GIVEN INSTRUCTION: Reproduce the material in full, exactly as written.

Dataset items
..............................

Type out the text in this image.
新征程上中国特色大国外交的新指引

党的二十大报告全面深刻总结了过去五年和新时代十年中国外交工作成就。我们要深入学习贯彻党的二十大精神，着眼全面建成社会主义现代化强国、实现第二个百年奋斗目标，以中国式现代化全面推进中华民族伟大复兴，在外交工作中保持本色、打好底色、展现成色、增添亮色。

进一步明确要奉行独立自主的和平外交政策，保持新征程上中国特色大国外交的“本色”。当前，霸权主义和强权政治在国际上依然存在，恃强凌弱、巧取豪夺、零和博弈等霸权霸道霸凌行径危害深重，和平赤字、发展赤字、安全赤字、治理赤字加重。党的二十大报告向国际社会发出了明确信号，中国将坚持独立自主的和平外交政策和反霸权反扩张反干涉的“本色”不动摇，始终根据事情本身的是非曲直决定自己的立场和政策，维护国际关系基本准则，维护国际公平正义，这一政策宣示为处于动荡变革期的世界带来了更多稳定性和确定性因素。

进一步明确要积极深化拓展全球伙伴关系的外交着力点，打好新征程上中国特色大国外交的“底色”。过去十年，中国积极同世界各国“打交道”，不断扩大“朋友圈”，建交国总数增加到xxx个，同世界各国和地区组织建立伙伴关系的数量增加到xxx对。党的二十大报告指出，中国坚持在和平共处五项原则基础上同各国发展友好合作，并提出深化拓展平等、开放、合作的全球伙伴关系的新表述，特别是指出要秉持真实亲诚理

..............................

CORRECT ANSWER:
Type out the text in this image.
新征程上中国特色大国外交的新指引

党的二十大报告全面深刻总结了过去五年和新时代十年中国外交工作成就。我们要深入学习贯彻党的二十大精神，着眼全面建成社会主义现代化强国、实现第二个百年奋斗目标，以中国式现代化全面推进中华民族伟大复兴，在外交工作中保持本色、打好底色、展现成色、增添亮色。

进一步明确要奉行独立自主的和平外交政策，保持新征程上中国特色大国外交的“本色”。当前，霸权主义和强权政治在国际上依然存在，恃强凌弱、巧取豪夺、零和博弈等霸权霸道霸凌行径危害深重，和平赤字、发展赤字、安全赤字、治理赤字加重。党的二十大报告向国际社会发出了明确信号，中国将坚持独立自主的和平外交政策和反霸权反扩张反干涉的“本色”不动摇，始终根据事情本身的是非曲直决定自己的立场和政策，维护国际关系基本准则，维护国际公平正义，这一政策宣示为处于动荡变革期的世界带来了更多稳定性和确定性因素。

进一步明确要积极深化拓展全球伙伴关系的外交着力点，打好新征程上中国特色大国外交的“底色”。过去十年，中国积极同世界各国“打交道”，不断扩大“朋友圈”，建交国总数增加到xxx个，同世界各国和地区组织建立伙伴关系的数量增加到xxx对。党的二十大报告指出，中国坚持在和平共处五项原则基础上同各国发展友好合作，并提出深化拓展平等、开放、合作的全球伙伴关系的新表述，特别是指出要秉持真实亲诚理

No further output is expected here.